[Dataset excerpts]
⁂
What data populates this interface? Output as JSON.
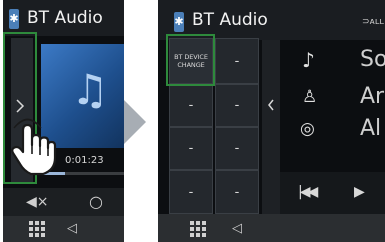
{
  "left_screen": {
    "title": "BT Audio",
    "time": "0:01:23"
  },
  "right_screen": {
    "title": "BT Audio",
    "bt_device_change_line1": "BT DEVICE",
    "bt_device_change_line2": "CHANGE",
    "preset_buttons": [
      "-",
      "-",
      "-",
      "-",
      "-",
      "-",
      "-",
      "-",
      "-"
    ],
    "song_fragment": "So",
    "artist_fragment": "Ar",
    "album_fragment": "Al"
  },
  "colors": {
    "highlight": "#2e8a3c",
    "screen_bg": "#0c0e11",
    "album_blue": "#3c7ac6"
  },
  "icons": [
    "bluetooth-icon",
    "music-note-icon",
    "mute-icon",
    "search-icon",
    "grid-menu-icon",
    "back-icon",
    "hand-tap-icon",
    "person-icon",
    "disc-icon",
    "previous-track-icon",
    "play-icon"
  ]
}
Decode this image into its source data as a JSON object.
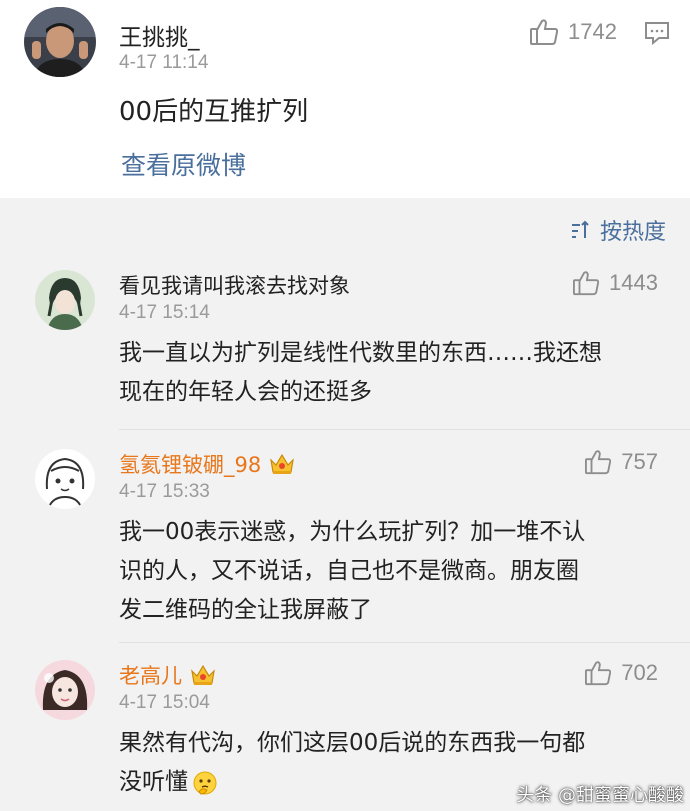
{
  "post": {
    "username": "王挑挑_",
    "time": "4-17 11:14",
    "text": "00后的互推扩列",
    "likes": "1742",
    "view_original": "查看原微博"
  },
  "sort": {
    "label": "按热度"
  },
  "comments": [
    {
      "username": "看见我请叫我滚去找对象",
      "time": "4-17 15:14",
      "likes": "1443",
      "lines": [
        "我一直以为扩列是线性代数里的东西……我还想",
        "现在的年轻人会的还挺多"
      ]
    },
    {
      "username": "氢氦锂铍硼_98",
      "time": "4-17 15:33",
      "likes": "757",
      "lines": [
        "我一00表示迷惑，为什么玩扩列？加一堆不认",
        "识的人，又不说话，自己也不是微商。朋友圈",
        "发二维码的全让我屏蔽了"
      ]
    },
    {
      "username": "老高儿",
      "time": "4-17 15:04",
      "likes": "702",
      "lines": [
        "果然有代沟，你们这层00后说的东西我一句都",
        "没听懂"
      ]
    }
  ],
  "watermark": "头条 @甜蜜蜜心酸酸",
  "colors": {
    "link": "#4a6f9d",
    "vip_name": "#e8761a",
    "muted": "#9a9a9a",
    "background": "#f2f2f2"
  },
  "icons": [
    "thumbs-up-icon",
    "comment-icon",
    "sort-icon",
    "crown-icon",
    "thinking-emoji-icon"
  ]
}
⁂
Gather up every line from the listing above in which the word "this" occurs.

What data populates this interface? Output as JSON.
Decode this image into its source data as a JSON object.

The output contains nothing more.